▸ **WHAT TO WORK ON**:
Under this task are some entries; return every one of them exactly.

▸ **TASK DATA**:

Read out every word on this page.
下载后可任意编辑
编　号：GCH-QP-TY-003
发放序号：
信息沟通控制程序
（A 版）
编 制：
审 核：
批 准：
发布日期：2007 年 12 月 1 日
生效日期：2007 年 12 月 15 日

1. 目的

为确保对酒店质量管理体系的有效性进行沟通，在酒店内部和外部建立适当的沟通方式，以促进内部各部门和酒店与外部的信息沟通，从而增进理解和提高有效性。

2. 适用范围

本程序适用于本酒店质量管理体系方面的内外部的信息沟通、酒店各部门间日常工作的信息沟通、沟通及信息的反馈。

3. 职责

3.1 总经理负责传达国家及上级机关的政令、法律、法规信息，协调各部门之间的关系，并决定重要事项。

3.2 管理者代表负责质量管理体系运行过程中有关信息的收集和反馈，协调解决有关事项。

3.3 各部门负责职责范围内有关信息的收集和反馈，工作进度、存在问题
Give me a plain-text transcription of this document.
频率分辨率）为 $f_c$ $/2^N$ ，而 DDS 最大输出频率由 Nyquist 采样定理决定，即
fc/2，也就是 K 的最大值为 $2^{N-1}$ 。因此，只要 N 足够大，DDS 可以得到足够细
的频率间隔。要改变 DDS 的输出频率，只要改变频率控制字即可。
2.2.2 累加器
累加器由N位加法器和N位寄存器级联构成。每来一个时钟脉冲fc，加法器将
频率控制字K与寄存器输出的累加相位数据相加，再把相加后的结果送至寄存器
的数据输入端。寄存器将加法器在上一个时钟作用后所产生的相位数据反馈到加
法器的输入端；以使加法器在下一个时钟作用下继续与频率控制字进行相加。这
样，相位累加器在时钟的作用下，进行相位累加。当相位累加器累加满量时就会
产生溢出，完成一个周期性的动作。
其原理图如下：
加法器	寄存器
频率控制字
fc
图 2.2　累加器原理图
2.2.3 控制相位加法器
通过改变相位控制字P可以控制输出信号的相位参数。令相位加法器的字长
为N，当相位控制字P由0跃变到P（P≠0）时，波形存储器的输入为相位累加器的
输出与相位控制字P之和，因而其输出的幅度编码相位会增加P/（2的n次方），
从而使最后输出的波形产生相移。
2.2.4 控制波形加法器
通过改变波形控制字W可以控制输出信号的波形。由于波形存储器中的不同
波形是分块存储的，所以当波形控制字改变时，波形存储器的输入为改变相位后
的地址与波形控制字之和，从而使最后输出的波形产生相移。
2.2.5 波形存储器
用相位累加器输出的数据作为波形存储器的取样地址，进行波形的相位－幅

▸ **EXPECTED ANSWER**:
Read out every word on this page.
下载后可任意编辑
编　号：GCH-QP-TY-003
发放序号：
信息沟通控制程序
（A 版）
编 制：
审 核：
批 准：
发布日期：2007 年 12 月 1 日
生效日期：2007 年 12 月 15 日

1. 目的

为确保对酒店质量管理体系的有效性进行沟通，在酒店内部和外部建立适当的沟通方式，以促进内部各部门和酒店与外部的信息沟通，从而增进理解和提高有效性。

2. 适用范围

本程序适用于本酒店质量管理体系方面的内外部的信息沟通、酒店各部门间日常工作的信息沟通、沟通及信息的反馈。

3. 职责

3.1 总经理负责传达国家及上级机关的政令、法律、法规信息，协调各部门之间的关系，并决定重要事项。

3.2 管理者代表负责质量管理体系运行过程中有关信息的收集和反馈，协调解决有关事项。

3.3 各部门负责职责范围内有关信息的收集和反馈，工作进度、存在问题
Give me a plain-text transcription of this document.
频率分辨率）为 $f_c$ $/2^N$ ，而 DDS 最大输出频率由 Nyquist 采样定理决定，即
fc/2，也就是 K 的最大值为 $2^{N-1}$ 。因此，只要 N 足够大，DDS 可以得到足够细
的频率间隔。要改变 DDS 的输出频率，只要改变频率控制字即可。
2.2.2 累加器
累加器由N位加法器和N位寄存器级联构成。每来一个时钟脉冲fc，加法器将
频率控制字K与寄存器输出的累加相位数据相加，再把相加后的结果送至寄存器
的数据输入端。寄存器将加法器在上一个时钟作用后所产生的相位数据反馈到加
法器的输入端；以使加法器在下一个时钟作用下继续与频率控制字进行相加。这
样，相位累加器在时钟的作用下，进行相位累加。当相位累加器累加满量时就会
产生溢出，完成一个周期性的动作。
其原理图如下：
加法器	寄存器
频率控制字
fc
图 2.2　累加器原理图
2.2.3 控制相位加法器
通过改变相位控制字P可以控制输出信号的相位参数。令相位加法器的字长
为N，当相位控制字P由0跃变到P（P≠0）时，波形存储器的输入为相位累加器的
输出与相位控制字P之和，因而其输出的幅度编码相位会增加P/（2的n次方），
从而使最后输出的波形产生相移。
2.2.4 控制波形加法器
通过改变波形控制字W可以控制输出信号的波形。由于波形存储器中的不同
波形是分块存储的，所以当波形控制字改变时，波形存储器的输入为改变相位后
的地址与波形控制字之和，从而使最后输出的波形产生相移。
2.2.5 波形存储器
用相位累加器输出的数据作为波形存储器的取样地址，进行波形的相位－幅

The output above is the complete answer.